-- Start ROWS --
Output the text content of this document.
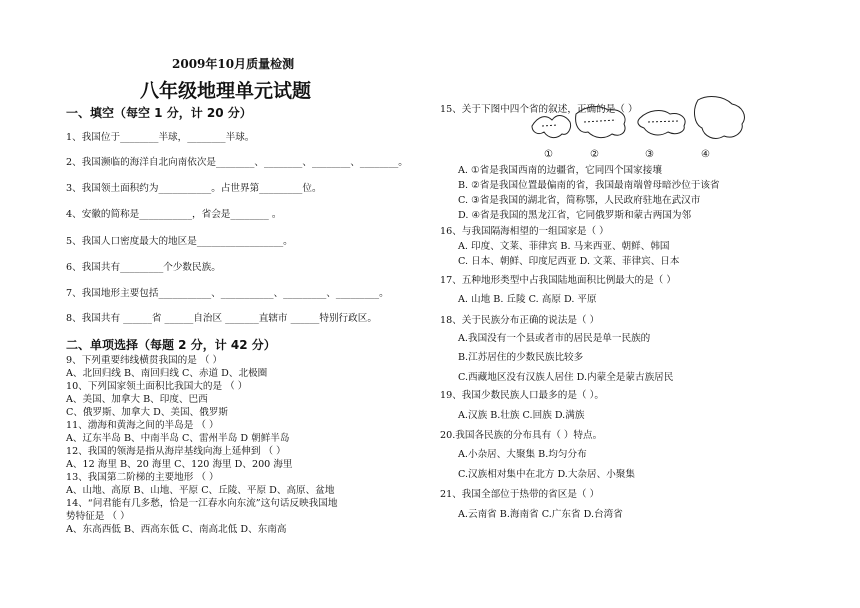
2009年10月质量检测
八年级地理单元试题
一、填空（每空 1 分，计 20 分）
1、我国位于________半球，________半球。
2、我国濒临的海洋自北向南依次是________、________、________、________。
3、我国领土面积约为___________。占世界第_________位。
4、安徽的简称是___________，省会是________ 。
5、我国人口密度最大的地区是__________________。
6、我国共有_________个少数民族。
7、我国地形主要包括___________、___________、_________、_________。
8、我国共有 ______省 ______自治区 _______直辖市 ______特别行政区。
二、单项选择（每题 2 分，计 42 分）
9、下列重要纬线横贯我国的是 （ ）
A、北回归线 B、南回归线 C、赤道 D、北极圈
10、下列国家领土面积比我国大的是 （ ）
A、美国、加拿大 B、印度、巴西
C、俄罗斯、加拿大 D、美国、俄罗斯
11、渤海和黄海之间的半岛是 （ ）
A、辽东半岛 B、中南半岛 C、雷州半岛 D 朝鲜半岛
12、我国的领海是指从海岸基线向海上延伸到 （ ）
A、12 海里 B、20 海里 C、120 海里 D、200 海里
13、我国第二阶梯的主要地形 （ ）
A、山地、高原 B、山地、平原 C、丘陵、平原 D、高原、盆地
14、“问君能有几多愁，恰是一江春水向东流”这句话反映我国地
势特征是 （ ）
A、东高西低 B、西高东低 C、南高北低 D、东南高
15、关于下图中四个省的叙述，正确的是（ ）
①	②	③	④
A. ①省是我国西南的边疆省，它同四个国家接壤
B. ②省是我国位置最偏南的省，我国最南端曾母暗沙位于该省
C. ③省是我国的湖北省，简称鄂，人民政府驻地在武汉市
D. ④省是我国的黑龙江省，它同俄罗斯和蒙古两国为邻
16、与我国隔海相望的一组国家是（ ）
A. 印度、文莱、菲律宾 B. 马来西亚、朝鲜、韩国
C. 日本、朝鲜、印度尼西亚 D. 文莱、菲律宾、日本
17、五种地形类型中占我国陆地面积比例最大的是（ ）
A. 山地 B. 丘陵 C. 高原 D. 平原
18、关于民族分布正确的说法是（ ）
A.我国没有一个县或者市的居民是单一民族的
B.江苏居住的少数民族比较多
C.西藏地区没有汉族人居住 D.内蒙全是蒙古族居民
19、我国少数民族人口最多的是（ ）。
A.汉族 B.壮族 C.回族 D.满族
20.我国各民族的分布具有（ ）特点。
A.小杂居、大聚集 B.均匀分布
C.汉族相对集中在北方 D.大杂居、小聚集
21、我国全部位于热带的省区是（ ）
A.云南省 B.海南省 C.广东省 D.台湾省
-- End ROWS --
* **DIRECTIONS**
Send back the data above word for word, with the pictures left out.

* **REPLY TO THE EXERCISE**
Output the text content of this document.
2009年10月质量检测
八年级地理单元试题
一、填空（每空 1 分，计 20 分）
1、我国位于________半球，________半球。
2、我国濒临的海洋自北向南依次是________、________、________、________。
3、我国领土面积约为___________。占世界第_________位。
4、安徽的简称是___________，省会是________ 。
5、我国人口密度最大的地区是__________________。
6、我国共有_________个少数民族。
7、我国地形主要包括___________、___________、_________、_________。
8、我国共有 ______省 ______自治区 _______直辖市 ______特别行政区。
二、单项选择（每题 2 分，计 42 分）
9、下列重要纬线横贯我国的是 （ ）
A、北回归线 B、南回归线 C、赤道 D、北极圈
10、下列国家领土面积比我国大的是 （ ）
A、美国、加拿大 B、印度、巴西
C、俄罗斯、加拿大 D、美国、俄罗斯
11、渤海和黄海之间的半岛是 （ ）
A、辽东半岛 B、中南半岛 C、雷州半岛 D 朝鲜半岛
12、我国的领海是指从海岸基线向海上延伸到 （ ）
A、12 海里 B、20 海里 C、120 海里 D、200 海里
13、我国第二阶梯的主要地形 （ ）
A、山地、高原 B、山地、平原 C、丘陵、平原 D、高原、盆地
14、“问君能有几多愁，恰是一江春水向东流”这句话反映我国地
势特征是 （ ）
A、东高西低 B、西高东低 C、南高北低 D、东南高
15、关于下图中四个省的叙述，正确的是（ ）
①	②	③	④
A. ①省是我国西南的边疆省，它同四个国家接壤
B. ②省是我国位置最偏南的省，我国最南端曾母暗沙位于该省
C. ③省是我国的湖北省，简称鄂，人民政府驻地在武汉市
D. ④省是我国的黑龙江省，它同俄罗斯和蒙古两国为邻
16、与我国隔海相望的一组国家是（ ）
A. 印度、文莱、菲律宾 B. 马来西亚、朝鲜、韩国
C. 日本、朝鲜、印度尼西亚 D. 文莱、菲律宾、日本
17、五种地形类型中占我国陆地面积比例最大的是（ ）
A. 山地 B. 丘陵 C. 高原 D. 平原
18、关于民族分布正确的说法是（ ）
A.我国没有一个县或者市的居民是单一民族的
B.江苏居住的少数民族比较多
C.西藏地区没有汉族人居住 D.内蒙全是蒙古族居民
19、我国少数民族人口最多的是（ ）。
A.汉族 B.壮族 C.回族 D.满族
20.我国各民族的分布具有（ ）特点。
A.小杂居、大聚集 B.均匀分布
C.汉族相对集中在北方 D.大杂居、小聚集
21、我国全部位于热带的省区是（ ）
A.云南省 B.海南省 C.广东省 D.台湾省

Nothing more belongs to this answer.